Aim –
Please answer from the courthouse security text: what share of State Bar of Wisconsin survey respondents feel courthouse security staffing is "less than adequate"?
───── Text excerpt ─────
Lisa Neubauer, Judicial Study Committee chair, and Michael Bohren, cochair of the Court Security Subcommittee of the Wisconsin Supreme Court’s Planning and Policy Advisory Committee. Photos: Kevin Harnack
A man who had threatened to kill prosecutors and any witnesses who dared to testify against his friend walked into a Wisconsin courthouse, where he encountered no weapons screening. He proceeded to park himself outside the district attorney’s office. Hours later, after he became increasingly agitated, deputies frisked him and found he was carrying two knives.
In another incident, a citizen with a grudge entered the clerk of court’s office and walked up to an unsecured front counter. His hostile behavior soon caused the office staff to feel threatened enough to call local law enforcement. By the time officers arrived on the scene, 20 long minutes had elapsed, during which the man fortunately had not harmed anyone.
And in yet another episode, the weapons scanner at a courthouse entrance went off when someone approached. The security guard, who had no law enforcement training, shrugged and waved the person through, commenting, “It’s probably your shoes.” The person who was seeking entrance, a plain-clothes police officer, looked the security employee in the eye and responded, “No. It’s my gun.”
These are just a few incidents detailing the inadequate security staffing in Wisconsin courthouses, as reported by respondents to a recent State Bar of Wisconsin survey on court funding. Overall, the survey found that:
50 percent of respondents feel courthouse security staffing is “less than adequate.”
───── Stored records ─────
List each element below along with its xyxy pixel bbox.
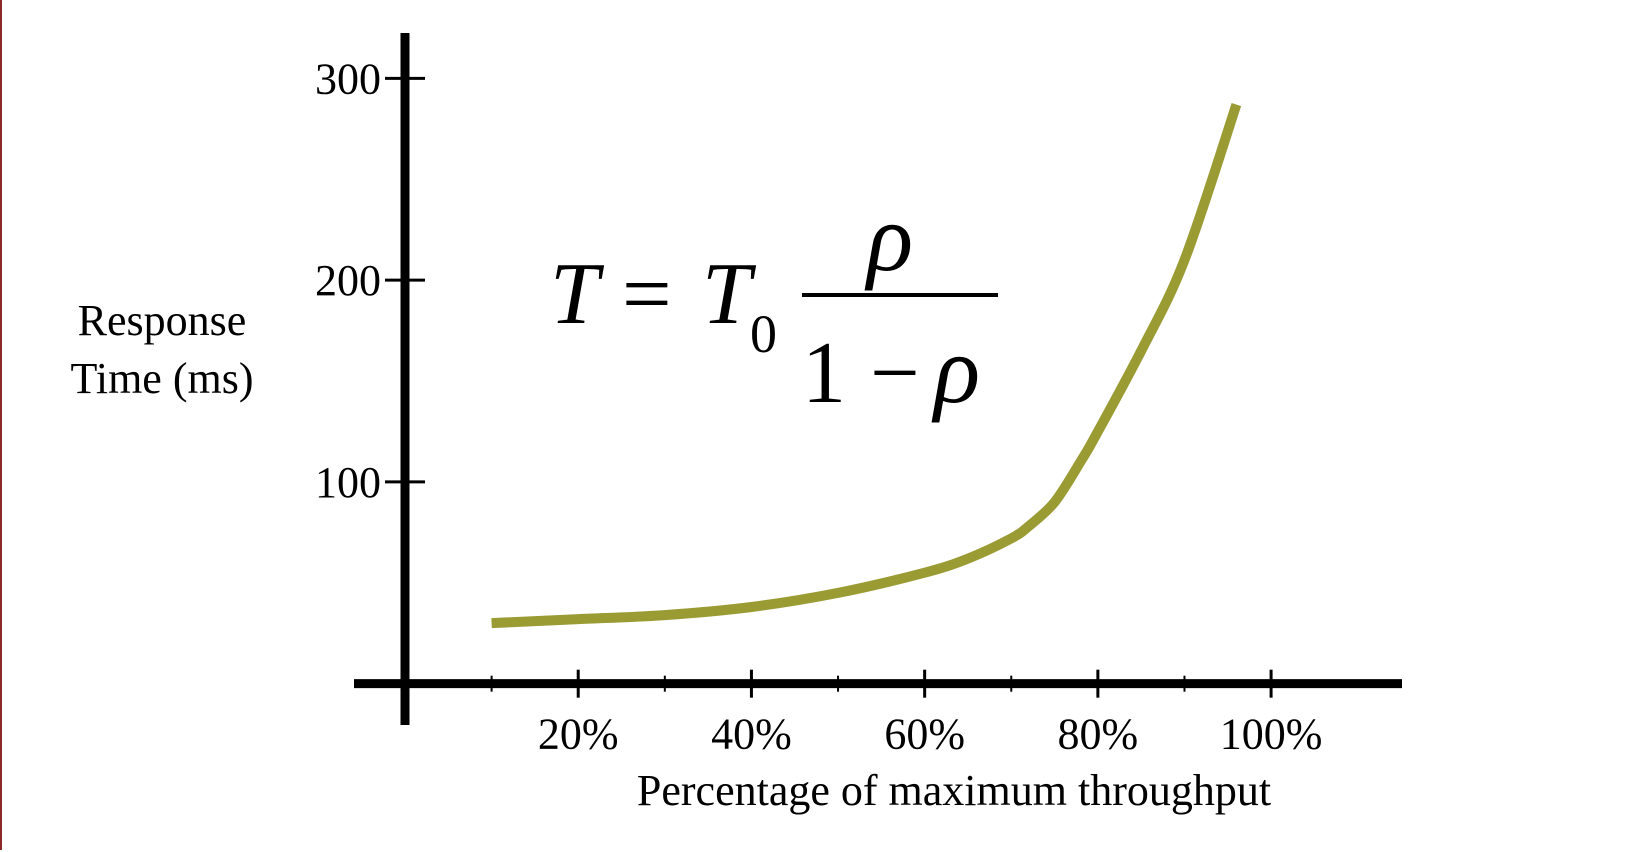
formula-t0-subscript: 0 <box>750 304 777 364</box>
x-tick-label: 20% <box>538 710 619 759</box>
y-tick-label: 100 <box>315 458 381 507</box>
x-tick-label: 40% <box>711 710 792 759</box>
x-axis-title: Percentage of maximum throughput <box>637 766 1271 815</box>
formula-lhs: T <box>550 246 605 343</box>
formula-t0: T <box>702 246 757 343</box>
ticks <box>385 76 1273 698</box>
y-axis-title-line2: Time (ms) <box>71 354 254 403</box>
formula-denominator-rho: ρ <box>931 316 980 423</box>
y-tick-label: 300 <box>315 54 381 103</box>
response-time-curve <box>491 103 1242 629</box>
formula-denominator-minus: − <box>870 325 920 422</box>
series <box>491 103 1242 629</box>
formula-equals: = <box>622 246 672 343</box>
tick-labels: 20% 40% 60% 80% 100% 100 200 300 <box>315 54 1322 758</box>
formula: T = T 0 ρ 1 − ρ <box>550 184 998 423</box>
x-tick-label: 100% <box>1220 710 1323 759</box>
y-axis-title-line1: Response <box>78 296 247 345</box>
x-tick-label: 80% <box>1058 710 1139 759</box>
x-tick-label: 60% <box>884 710 965 759</box>
formula-numerator: ρ <box>864 184 913 291</box>
formula-denominator-one: 1 <box>802 325 846 422</box>
axes <box>354 33 1402 725</box>
y-tick-label: 200 <box>315 256 381 305</box>
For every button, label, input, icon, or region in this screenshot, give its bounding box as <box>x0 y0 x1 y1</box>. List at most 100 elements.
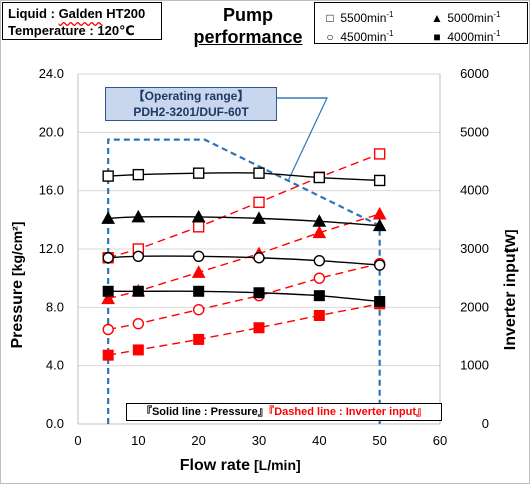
liquid-row: Liquid : Galden HT200 <box>8 5 156 22</box>
x-tick-label: 0 <box>74 433 81 448</box>
pressure-series-50001 <box>101 209 387 232</box>
y2-axis-unit: [W] <box>502 229 518 252</box>
open-circle-marker <box>192 250 205 262</box>
liquid-grade: HT200 <box>102 6 146 21</box>
y-tick-label: 0.0 <box>46 416 64 431</box>
temperature-label: Temperature <box>8 23 86 38</box>
y-axis-title: Pressure <box>9 280 26 349</box>
open-circle-icon: ○ <box>326 30 334 44</box>
filled-square-marker <box>132 285 144 297</box>
open-square-marker <box>132 168 145 181</box>
legend-unit: -1 <box>493 10 501 19</box>
y2-tick-label: 1000 <box>460 358 489 373</box>
filled-triangle-marker <box>312 225 327 239</box>
y-tick-label: 20.0 <box>39 124 64 139</box>
filled-square-marker <box>313 310 325 321</box>
legend-item-5000: ▲ 5000min-1 <box>430 8 501 25</box>
operating-range-model: PDH2-3201/DUF-60T <box>133 105 249 119</box>
open-square-icon: □ <box>326 11 334 25</box>
y2-tick-label: 2000 <box>460 299 489 314</box>
y2-tick-label: 5000 <box>460 124 489 139</box>
pressure-curve <box>108 172 380 182</box>
filled-square-marker <box>102 285 114 297</box>
operating-range-layer <box>107 97 381 424</box>
open-circle-marker <box>192 303 205 316</box>
inverter-line <box>108 262 380 331</box>
y-tick-label: 24.0 <box>39 66 64 81</box>
temperature-separator: : <box>85 23 98 38</box>
open-circle-marker <box>132 317 145 330</box>
legend-label: 4000min <box>447 30 494 44</box>
open-square-marker <box>253 196 265 209</box>
filled-square-marker <box>193 333 205 345</box>
filled-triangle-marker <box>191 209 206 223</box>
tick-layer: 0.0 4.0 8.0 12.0 16.0 20.0 24.0 0 1000 2000 3000 40… <box>39 66 489 448</box>
open-square-marker <box>102 170 114 182</box>
filled-square-marker <box>132 344 144 356</box>
filled-square-marker <box>253 322 265 334</box>
title-line-1: Pump <box>222 5 273 25</box>
dashed-line-note: 『Dashed line : Inverter input』 <box>268 406 428 418</box>
line-style-note: 『Solid line : Pressure』『Dashed line : In… <box>126 403 442 421</box>
open-square-marker <box>313 171 326 184</box>
inverter-series-45001 <box>102 257 386 336</box>
open-circle-marker <box>132 250 145 262</box>
y2-tick-label: 3000 <box>460 241 489 256</box>
legend-item-5500: □ 5500min-1 <box>323 8 394 25</box>
filled-triangle-marker <box>252 211 266 224</box>
inverter-series-55001 <box>102 148 386 264</box>
filled-triangle-marker <box>191 265 206 278</box>
open-circle-marker <box>102 323 114 336</box>
legend-item-4000: ■ 4000min-1 <box>430 27 501 44</box>
pressure-series-45001 <box>102 250 386 271</box>
legend-label: 5000min <box>447 11 494 25</box>
title-line-2: performance <box>193 27 303 47</box>
x-tick-label: 10 <box>131 433 145 448</box>
x-tick-label: 50 <box>372 433 386 448</box>
filled-square-marker <box>374 296 386 307</box>
open-square-marker <box>192 221 205 233</box>
filled-triangle-marker <box>101 291 116 305</box>
y2-axis-title: Inverter input <box>502 247 519 350</box>
x-tick-label: 30 <box>252 433 266 448</box>
x-tick-label: 20 <box>191 433 205 448</box>
legend: □ 5500min-1 ▲ 5000min-1 ○ 4500min-1 ■ 40… <box>314 2 528 44</box>
pressure-curve <box>108 255 380 266</box>
liquid-separator: : <box>47 6 59 21</box>
filled-square-marker <box>102 349 114 361</box>
filled-triangle-marker <box>101 211 116 224</box>
solid-line-note: 『Solid line : Pressure』 <box>140 406 269 418</box>
filled-triangle-marker <box>372 218 387 232</box>
y2-tick-label: 0 <box>482 416 489 431</box>
open-square-marker <box>373 148 386 160</box>
pressure-series-55001 <box>102 167 386 187</box>
legend-item-4500: ○ 4500min-1 <box>323 27 394 44</box>
open-circle-marker <box>253 252 265 264</box>
filled-square-marker <box>313 290 325 302</box>
pressure-series-40001 <box>102 285 386 307</box>
filled-triangle-marker <box>312 214 327 227</box>
callout-leader <box>277 97 328 182</box>
y2-tick-label: 4000 <box>460 183 489 198</box>
operating-range-boundary <box>107 138 381 424</box>
x-tick-label: 60 <box>433 433 447 448</box>
y-tick-label: 16.0 <box>39 183 64 198</box>
filled-square-marker <box>193 285 205 297</box>
y-tick-label: 4.0 <box>46 358 64 373</box>
pressure-curve <box>108 290 380 303</box>
open-circle-marker <box>313 254 326 267</box>
filled-triangle-marker <box>372 206 387 220</box>
legend-unit: -1 <box>386 29 394 38</box>
liquid-name: Galden <box>58 6 103 21</box>
legend-unit: -1 <box>493 29 501 38</box>
operating-range-callout: 【Operating range】 PDH2-3201/DUF-60T <box>105 87 277 121</box>
filled-triangle-marker <box>131 209 146 223</box>
filled-square-marker <box>253 287 265 299</box>
y2-tick-label: 6000 <box>460 66 489 81</box>
inverter-series-40001 <box>102 298 386 361</box>
series-layer <box>101 148 387 361</box>
legend-unit: -1 <box>386 10 394 19</box>
y-tick-label: 8.0 <box>46 299 64 314</box>
y-axis-unit: [kg/cm²] <box>9 222 25 276</box>
pressure-curve <box>108 216 380 227</box>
─────
Solution for this task –
50 percent